━━━━━ DATA EXTRACT ━━━━━

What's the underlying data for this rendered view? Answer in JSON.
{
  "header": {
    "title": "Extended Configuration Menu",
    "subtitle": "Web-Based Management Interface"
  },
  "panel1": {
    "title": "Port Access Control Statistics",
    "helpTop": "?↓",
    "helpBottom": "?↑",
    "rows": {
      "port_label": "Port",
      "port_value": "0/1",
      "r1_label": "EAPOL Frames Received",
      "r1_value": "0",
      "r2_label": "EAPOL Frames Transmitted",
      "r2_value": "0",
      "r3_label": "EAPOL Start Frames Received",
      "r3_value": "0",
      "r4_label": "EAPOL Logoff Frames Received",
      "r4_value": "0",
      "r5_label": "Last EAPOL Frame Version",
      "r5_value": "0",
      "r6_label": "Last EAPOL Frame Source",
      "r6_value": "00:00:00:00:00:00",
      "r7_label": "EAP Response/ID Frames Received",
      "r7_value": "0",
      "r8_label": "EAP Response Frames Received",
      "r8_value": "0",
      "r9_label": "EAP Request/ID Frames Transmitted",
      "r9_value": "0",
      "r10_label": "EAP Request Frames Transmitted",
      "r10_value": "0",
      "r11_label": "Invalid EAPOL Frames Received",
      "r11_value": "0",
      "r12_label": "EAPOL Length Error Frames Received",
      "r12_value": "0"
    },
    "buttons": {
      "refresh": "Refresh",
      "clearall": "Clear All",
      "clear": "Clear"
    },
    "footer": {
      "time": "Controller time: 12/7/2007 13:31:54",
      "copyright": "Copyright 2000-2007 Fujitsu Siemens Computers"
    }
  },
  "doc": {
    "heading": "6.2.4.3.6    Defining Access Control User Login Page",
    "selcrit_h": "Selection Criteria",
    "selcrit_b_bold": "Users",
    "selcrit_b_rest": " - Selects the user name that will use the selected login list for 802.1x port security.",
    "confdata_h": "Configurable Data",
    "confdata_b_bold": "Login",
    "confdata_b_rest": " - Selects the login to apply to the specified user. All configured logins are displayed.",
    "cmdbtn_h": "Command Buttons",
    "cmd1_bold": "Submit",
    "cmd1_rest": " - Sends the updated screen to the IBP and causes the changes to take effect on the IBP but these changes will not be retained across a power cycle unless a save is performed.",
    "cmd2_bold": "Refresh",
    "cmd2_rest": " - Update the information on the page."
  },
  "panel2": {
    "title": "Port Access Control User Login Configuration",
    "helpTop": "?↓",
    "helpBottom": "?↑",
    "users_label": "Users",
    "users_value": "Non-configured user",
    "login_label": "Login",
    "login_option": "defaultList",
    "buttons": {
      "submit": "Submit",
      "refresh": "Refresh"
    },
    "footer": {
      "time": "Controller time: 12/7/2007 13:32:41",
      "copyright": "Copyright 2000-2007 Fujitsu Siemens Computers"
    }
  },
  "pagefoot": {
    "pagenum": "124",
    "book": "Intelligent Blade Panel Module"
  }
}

━━━━━

§ WORK REQUIRED:
Give the entries again in full, exactly as they are written.

§ RESPONSE TO THIS EXERCISE:
What's the underlying data for this rendered view? Answer in JSON.
{
  "header": {
    "title": "Extended Configuration Menu",
    "subtitle": "Web-Based Management Interface"
  },
  "panel1": {
    "title": "Port Access Control Statistics",
    "helpTop": "?↓",
    "helpBottom": "?↑",
    "rows": {
      "port_label": "Port",
      "port_value": "0/1",
      "r1_label": "EAPOL Frames Received",
      "r1_value": "0",
      "r2_label": "EAPOL Frames Transmitted",
      "r2_value": "0",
      "r3_label": "EAPOL Start Frames Received",
      "r3_value": "0",
      "r4_label": "EAPOL Logoff Frames Received",
      "r4_value": "0",
      "r5_label": "Last EAPOL Frame Version",
      "r5_value": "0",
      "r6_label": "Last EAPOL Frame Source",
      "r6_value": "00:00:00:00:00:00",
      "r7_label": "EAP Response/ID Frames Received",
      "r7_value": "0",
      "r8_label": "EAP Response Frames Received",
      "r8_value": "0",
      "r9_label": "EAP Request/ID Frames Transmitted",
      "r9_value": "0",
      "r10_label": "EAP Request Frames Transmitted",
      "r10_value": "0",
      "r11_label": "Invalid EAPOL Frames Received",
      "r11_value": "0",
      "r12_label": "EAPOL Length Error Frames Received",
      "r12_value": "0"
    },
    "buttons": {
      "refresh": "Refresh",
      "clearall": "Clear All",
      "clear": "Clear"
    },
    "footer": {
      "time": "Controller time: 12/7/2007 13:31:54",
      "copyright": "Copyright 2000-2007 Fujitsu Siemens Computers"
    }
  },
  "doc": {
    "heading": "6.2.4.3.6    Defining Access Control User Login Page",
    "selcrit_h": "Selection Criteria",
    "selcrit_b_bold": "Users",
    "selcrit_b_rest": " - Selects the user name that will use the selected login list for 802.1x port security.",
    "confdata_h": "Configurable Data",
    "confdata_b_bold": "Login",
    "confdata_b_rest": " - Selects the login to apply to the specified user. All configured logins are displayed.",
    "cmdbtn_h": "Command Buttons",
    "cmd1_bold": "Submit",
    "cmd1_rest": " - Sends the updated screen to the IBP and causes the changes to take effect on the IBP but these changes will not be retained across a power cycle unless a save is performed.",
    "cmd2_bold": "Refresh",
    "cmd2_rest": " - Update the information on the page."
  },
  "panel2": {
    "title": "Port Access Control User Login Configuration",
    "helpTop": "?↓",
    "helpBottom": "?↑",
    "users_label": "Users",
    "users_value": "Non-configured user",
    "login_label": "Login",
    "login_option": "defaultList",
    "buttons": {
      "submit": "Submit",
      "refresh": "Refresh"
    },
    "footer": {
      "time": "Controller time: 12/7/2007 13:32:41",
      "copyright": "Copyright 2000-2007 Fujitsu Siemens Computers"
    }
  },
  "pagefoot": {
    "pagenum": "124",
    "book": "Intelligent Blade Panel Module"
  }
}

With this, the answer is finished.